Set problem
In the data below, locate each line with the word "также" and list it.

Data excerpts
--- Begin ---

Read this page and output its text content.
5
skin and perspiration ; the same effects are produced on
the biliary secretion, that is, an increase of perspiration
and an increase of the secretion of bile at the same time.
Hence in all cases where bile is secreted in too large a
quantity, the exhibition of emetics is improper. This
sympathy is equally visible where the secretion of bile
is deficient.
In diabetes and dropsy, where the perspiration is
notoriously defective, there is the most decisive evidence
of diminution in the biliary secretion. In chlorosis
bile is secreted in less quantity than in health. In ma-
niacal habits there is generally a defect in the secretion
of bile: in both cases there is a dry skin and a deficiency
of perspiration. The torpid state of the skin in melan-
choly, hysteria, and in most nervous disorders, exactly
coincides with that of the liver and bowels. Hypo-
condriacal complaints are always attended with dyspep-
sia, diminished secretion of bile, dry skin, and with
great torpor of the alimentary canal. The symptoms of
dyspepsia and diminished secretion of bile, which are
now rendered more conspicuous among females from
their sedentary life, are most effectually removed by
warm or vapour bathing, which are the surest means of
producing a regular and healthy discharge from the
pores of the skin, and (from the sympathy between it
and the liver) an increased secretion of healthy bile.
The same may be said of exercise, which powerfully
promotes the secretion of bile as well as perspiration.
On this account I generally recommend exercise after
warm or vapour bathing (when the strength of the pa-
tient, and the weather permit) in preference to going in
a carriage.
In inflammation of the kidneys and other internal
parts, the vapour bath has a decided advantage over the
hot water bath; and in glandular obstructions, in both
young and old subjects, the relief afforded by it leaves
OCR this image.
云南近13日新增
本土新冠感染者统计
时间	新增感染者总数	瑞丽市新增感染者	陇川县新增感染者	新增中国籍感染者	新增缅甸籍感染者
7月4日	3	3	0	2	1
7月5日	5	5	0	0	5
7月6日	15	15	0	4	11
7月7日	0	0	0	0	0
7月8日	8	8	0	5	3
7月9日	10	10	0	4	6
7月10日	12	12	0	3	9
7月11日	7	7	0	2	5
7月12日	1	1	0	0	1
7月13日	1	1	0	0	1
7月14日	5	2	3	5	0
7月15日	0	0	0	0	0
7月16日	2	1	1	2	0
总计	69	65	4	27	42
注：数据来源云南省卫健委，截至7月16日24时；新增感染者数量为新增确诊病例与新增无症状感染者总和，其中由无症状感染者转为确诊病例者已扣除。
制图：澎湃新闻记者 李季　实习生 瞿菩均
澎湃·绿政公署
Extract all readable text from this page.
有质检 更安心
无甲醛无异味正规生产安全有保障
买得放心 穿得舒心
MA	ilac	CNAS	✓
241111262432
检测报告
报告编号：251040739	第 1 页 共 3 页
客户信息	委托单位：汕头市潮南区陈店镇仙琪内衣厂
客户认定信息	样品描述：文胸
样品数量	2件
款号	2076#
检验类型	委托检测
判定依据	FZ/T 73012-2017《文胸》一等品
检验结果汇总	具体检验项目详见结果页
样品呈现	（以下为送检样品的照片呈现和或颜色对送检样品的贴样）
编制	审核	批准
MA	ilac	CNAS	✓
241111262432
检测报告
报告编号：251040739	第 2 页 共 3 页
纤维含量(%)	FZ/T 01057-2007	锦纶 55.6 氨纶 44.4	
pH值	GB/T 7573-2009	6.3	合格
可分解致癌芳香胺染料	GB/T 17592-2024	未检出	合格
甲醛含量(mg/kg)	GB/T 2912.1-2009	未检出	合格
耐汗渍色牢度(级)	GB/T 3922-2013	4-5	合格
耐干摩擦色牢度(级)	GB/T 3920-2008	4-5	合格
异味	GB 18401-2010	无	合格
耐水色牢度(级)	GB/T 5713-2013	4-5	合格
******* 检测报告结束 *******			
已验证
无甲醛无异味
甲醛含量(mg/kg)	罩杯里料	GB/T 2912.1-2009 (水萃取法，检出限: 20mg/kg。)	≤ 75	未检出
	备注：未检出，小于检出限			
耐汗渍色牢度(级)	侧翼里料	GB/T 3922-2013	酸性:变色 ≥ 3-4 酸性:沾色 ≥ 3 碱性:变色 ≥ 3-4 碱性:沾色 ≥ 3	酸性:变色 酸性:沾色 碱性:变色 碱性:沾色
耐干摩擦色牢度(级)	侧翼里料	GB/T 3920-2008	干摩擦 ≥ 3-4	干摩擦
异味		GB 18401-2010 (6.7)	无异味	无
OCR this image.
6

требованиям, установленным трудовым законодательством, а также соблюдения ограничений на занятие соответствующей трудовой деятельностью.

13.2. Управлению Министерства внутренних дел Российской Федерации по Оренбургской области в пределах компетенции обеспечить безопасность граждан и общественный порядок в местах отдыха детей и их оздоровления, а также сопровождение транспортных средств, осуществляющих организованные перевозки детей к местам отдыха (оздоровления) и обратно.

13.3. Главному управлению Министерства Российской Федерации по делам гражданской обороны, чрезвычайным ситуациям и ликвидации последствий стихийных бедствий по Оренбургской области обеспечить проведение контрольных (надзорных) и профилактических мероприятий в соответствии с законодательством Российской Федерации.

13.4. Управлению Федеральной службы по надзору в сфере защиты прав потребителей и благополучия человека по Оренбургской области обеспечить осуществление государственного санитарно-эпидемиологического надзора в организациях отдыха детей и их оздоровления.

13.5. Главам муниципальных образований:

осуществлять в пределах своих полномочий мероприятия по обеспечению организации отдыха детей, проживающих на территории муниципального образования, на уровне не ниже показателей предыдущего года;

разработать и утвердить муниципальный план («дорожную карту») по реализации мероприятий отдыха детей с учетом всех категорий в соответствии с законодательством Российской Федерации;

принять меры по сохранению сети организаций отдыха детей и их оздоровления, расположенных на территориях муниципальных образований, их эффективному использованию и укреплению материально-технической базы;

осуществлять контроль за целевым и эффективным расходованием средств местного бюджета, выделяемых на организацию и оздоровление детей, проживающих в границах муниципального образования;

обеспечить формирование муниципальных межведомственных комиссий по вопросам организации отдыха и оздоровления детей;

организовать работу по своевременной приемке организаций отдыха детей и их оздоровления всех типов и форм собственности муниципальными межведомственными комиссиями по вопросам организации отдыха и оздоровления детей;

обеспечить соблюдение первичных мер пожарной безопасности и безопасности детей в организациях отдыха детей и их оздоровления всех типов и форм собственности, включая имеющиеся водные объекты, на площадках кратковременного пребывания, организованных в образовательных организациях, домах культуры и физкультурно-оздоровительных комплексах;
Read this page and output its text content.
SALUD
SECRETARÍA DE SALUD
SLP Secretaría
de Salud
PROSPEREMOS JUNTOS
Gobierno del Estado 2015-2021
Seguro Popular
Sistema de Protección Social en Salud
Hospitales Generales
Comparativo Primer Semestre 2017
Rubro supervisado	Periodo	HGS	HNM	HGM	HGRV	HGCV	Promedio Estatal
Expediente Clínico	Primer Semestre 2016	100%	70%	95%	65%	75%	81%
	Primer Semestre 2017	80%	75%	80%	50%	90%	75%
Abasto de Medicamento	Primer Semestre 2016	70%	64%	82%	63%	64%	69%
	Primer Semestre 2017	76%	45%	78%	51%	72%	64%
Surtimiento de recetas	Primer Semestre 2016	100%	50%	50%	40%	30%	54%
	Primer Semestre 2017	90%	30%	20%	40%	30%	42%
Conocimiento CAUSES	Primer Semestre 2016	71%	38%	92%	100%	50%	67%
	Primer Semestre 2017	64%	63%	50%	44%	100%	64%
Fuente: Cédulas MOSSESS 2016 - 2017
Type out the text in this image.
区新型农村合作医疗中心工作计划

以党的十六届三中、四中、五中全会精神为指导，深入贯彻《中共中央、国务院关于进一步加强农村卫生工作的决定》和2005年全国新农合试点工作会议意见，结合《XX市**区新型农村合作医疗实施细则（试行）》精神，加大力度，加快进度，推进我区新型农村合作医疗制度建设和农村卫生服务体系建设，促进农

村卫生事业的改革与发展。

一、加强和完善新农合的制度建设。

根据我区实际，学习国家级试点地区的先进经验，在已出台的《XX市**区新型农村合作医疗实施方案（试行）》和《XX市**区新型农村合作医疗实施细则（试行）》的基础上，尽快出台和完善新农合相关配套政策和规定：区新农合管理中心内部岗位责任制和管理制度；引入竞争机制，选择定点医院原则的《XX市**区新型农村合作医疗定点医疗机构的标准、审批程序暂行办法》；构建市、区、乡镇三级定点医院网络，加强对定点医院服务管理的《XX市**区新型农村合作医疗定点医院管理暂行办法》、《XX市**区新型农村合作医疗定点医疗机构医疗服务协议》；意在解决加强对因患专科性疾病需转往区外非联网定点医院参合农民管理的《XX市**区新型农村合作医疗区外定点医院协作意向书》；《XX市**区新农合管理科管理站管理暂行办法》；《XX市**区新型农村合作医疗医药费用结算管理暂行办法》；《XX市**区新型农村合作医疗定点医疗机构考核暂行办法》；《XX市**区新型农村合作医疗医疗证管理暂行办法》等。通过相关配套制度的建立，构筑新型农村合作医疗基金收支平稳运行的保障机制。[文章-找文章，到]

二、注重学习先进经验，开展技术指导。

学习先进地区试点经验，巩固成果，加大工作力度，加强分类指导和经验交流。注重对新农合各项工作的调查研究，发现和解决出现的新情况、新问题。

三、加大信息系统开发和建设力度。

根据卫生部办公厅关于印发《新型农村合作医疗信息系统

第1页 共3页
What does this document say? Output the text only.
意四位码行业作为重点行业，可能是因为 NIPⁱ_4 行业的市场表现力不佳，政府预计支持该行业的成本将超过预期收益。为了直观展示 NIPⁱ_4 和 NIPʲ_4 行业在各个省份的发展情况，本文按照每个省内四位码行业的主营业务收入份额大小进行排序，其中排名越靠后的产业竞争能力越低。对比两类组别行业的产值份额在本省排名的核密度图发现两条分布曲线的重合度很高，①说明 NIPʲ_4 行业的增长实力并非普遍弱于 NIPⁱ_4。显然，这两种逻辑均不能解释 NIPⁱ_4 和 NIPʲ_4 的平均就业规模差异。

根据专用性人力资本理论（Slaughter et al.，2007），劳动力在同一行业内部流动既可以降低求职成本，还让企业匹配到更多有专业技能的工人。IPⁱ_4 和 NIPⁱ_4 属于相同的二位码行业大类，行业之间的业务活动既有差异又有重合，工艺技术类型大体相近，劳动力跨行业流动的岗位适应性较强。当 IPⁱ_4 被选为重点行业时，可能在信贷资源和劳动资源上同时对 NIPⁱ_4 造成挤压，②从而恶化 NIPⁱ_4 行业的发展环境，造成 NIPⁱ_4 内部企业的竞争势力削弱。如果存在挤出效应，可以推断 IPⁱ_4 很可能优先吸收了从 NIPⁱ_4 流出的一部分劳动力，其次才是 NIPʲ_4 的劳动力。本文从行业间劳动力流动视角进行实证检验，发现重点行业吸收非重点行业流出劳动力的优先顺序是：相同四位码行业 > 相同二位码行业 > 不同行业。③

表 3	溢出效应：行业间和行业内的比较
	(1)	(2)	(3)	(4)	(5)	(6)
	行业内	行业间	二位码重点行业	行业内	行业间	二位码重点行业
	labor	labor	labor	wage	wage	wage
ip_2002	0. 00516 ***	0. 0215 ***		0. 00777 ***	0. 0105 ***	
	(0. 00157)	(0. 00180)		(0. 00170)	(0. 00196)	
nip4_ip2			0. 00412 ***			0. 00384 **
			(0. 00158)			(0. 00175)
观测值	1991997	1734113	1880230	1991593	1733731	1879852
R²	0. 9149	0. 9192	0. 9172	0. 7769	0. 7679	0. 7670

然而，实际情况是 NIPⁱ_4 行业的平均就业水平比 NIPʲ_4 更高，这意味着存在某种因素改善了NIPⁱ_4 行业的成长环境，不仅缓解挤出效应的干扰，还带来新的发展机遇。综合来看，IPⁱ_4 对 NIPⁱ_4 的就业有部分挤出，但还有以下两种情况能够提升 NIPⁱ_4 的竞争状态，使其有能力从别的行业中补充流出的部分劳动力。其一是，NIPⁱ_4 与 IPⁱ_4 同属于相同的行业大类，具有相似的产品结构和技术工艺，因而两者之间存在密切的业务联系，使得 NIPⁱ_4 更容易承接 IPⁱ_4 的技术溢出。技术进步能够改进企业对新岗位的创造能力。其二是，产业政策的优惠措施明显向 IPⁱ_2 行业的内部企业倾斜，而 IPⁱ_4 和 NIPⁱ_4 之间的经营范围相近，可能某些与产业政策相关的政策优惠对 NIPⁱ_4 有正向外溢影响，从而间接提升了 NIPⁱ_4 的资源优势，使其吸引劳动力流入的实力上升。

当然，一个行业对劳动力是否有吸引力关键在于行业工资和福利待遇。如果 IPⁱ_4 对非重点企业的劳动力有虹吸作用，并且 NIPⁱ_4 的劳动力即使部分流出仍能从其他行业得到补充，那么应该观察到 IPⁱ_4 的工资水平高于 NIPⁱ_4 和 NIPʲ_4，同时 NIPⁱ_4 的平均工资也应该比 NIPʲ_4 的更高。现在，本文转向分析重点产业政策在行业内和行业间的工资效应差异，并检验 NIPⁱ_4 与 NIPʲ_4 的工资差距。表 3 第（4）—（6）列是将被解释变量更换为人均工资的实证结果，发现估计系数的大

--- End ---

Output
требованиям, установленным трудовым законодательством, а также соблюдения ограничений на занятие соответствующей трудовой деятельностью.
13.2. Управлению Министерства внутренних дел Российской Федерации по Оренбургской области в пределах компетенции обеспечить безопасность граждан и общественный порядок в местах отдыха детей и их оздоровления, а также сопровождение транспортных средств, осуществляющих организованные перевозки детей к местам отдыха (оздоровления) и обратно.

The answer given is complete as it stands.